(Recorded data)
☆ ☆ ☆ ☆ ☆ ☆ ☆

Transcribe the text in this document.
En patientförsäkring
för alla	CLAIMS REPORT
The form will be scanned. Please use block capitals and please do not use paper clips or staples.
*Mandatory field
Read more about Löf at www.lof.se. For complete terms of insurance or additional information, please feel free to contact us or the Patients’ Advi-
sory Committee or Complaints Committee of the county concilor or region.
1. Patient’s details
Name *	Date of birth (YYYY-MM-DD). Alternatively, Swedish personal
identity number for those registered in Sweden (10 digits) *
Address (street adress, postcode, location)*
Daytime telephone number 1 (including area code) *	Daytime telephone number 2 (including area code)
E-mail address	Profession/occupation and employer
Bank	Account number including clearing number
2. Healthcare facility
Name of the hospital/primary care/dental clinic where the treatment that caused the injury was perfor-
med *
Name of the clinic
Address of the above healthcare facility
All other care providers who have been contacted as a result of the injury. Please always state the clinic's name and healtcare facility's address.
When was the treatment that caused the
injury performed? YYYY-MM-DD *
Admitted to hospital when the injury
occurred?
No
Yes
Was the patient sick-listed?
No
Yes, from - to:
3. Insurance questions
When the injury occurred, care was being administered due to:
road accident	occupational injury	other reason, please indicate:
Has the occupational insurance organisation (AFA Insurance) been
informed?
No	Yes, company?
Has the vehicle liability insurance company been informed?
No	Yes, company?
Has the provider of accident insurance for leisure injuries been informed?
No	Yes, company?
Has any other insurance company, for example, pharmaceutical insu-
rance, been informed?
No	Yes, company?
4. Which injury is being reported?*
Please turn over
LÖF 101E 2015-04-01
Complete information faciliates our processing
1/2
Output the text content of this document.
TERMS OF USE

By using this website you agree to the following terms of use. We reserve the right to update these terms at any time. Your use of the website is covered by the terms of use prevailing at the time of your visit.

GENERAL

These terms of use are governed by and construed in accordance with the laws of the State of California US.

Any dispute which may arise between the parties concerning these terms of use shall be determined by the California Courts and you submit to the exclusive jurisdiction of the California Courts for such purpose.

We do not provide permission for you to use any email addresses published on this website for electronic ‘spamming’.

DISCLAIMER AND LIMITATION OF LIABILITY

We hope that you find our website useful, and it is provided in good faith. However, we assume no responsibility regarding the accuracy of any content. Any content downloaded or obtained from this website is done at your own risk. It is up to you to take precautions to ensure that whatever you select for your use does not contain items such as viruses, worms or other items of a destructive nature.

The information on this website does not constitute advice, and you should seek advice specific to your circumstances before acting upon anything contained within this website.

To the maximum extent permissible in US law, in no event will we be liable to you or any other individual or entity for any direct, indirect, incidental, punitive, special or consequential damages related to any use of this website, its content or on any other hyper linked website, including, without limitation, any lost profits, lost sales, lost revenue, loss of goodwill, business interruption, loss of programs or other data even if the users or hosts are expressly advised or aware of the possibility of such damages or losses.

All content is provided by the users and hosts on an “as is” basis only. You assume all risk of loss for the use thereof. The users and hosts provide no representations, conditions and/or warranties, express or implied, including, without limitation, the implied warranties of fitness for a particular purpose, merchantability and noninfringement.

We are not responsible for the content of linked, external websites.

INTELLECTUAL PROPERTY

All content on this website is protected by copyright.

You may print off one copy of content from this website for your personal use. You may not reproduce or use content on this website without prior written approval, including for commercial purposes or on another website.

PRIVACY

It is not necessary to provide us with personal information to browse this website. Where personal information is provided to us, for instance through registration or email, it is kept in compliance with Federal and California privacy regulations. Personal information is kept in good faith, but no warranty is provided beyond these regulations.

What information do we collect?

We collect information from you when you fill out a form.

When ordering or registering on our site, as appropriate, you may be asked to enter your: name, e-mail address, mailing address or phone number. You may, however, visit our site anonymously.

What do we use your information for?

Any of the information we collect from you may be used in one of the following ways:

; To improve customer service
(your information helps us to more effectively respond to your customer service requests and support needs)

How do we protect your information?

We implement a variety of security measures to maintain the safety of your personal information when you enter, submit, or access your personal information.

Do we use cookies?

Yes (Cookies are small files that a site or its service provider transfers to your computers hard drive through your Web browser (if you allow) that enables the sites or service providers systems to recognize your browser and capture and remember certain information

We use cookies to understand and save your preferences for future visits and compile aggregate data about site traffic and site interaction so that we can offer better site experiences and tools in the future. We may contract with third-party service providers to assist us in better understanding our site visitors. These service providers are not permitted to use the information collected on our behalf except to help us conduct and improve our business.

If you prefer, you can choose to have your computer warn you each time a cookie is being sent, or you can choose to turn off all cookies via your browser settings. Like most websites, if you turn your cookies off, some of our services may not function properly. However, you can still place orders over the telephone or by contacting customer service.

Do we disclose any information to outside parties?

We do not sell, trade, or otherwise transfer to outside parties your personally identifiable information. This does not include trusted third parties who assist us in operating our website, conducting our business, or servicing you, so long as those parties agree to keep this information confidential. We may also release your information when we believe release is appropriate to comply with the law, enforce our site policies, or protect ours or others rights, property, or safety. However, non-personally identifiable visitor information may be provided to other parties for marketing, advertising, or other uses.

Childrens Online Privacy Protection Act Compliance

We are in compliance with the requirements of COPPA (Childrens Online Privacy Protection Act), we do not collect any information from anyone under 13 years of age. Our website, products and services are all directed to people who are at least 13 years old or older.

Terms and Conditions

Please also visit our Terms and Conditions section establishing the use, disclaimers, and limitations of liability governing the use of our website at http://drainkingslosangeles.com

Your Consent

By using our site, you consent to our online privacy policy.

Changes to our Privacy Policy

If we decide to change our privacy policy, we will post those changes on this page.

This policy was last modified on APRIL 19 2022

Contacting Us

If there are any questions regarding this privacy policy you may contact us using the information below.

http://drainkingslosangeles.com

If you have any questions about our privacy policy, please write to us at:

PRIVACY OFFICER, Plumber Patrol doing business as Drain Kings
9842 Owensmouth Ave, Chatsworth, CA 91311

☆ ☆ ☆ ☆ ☆ ☆ ☆

What is expected |
Please say how many lines in the records contain the word "those", and give only that number.

Task answer |
3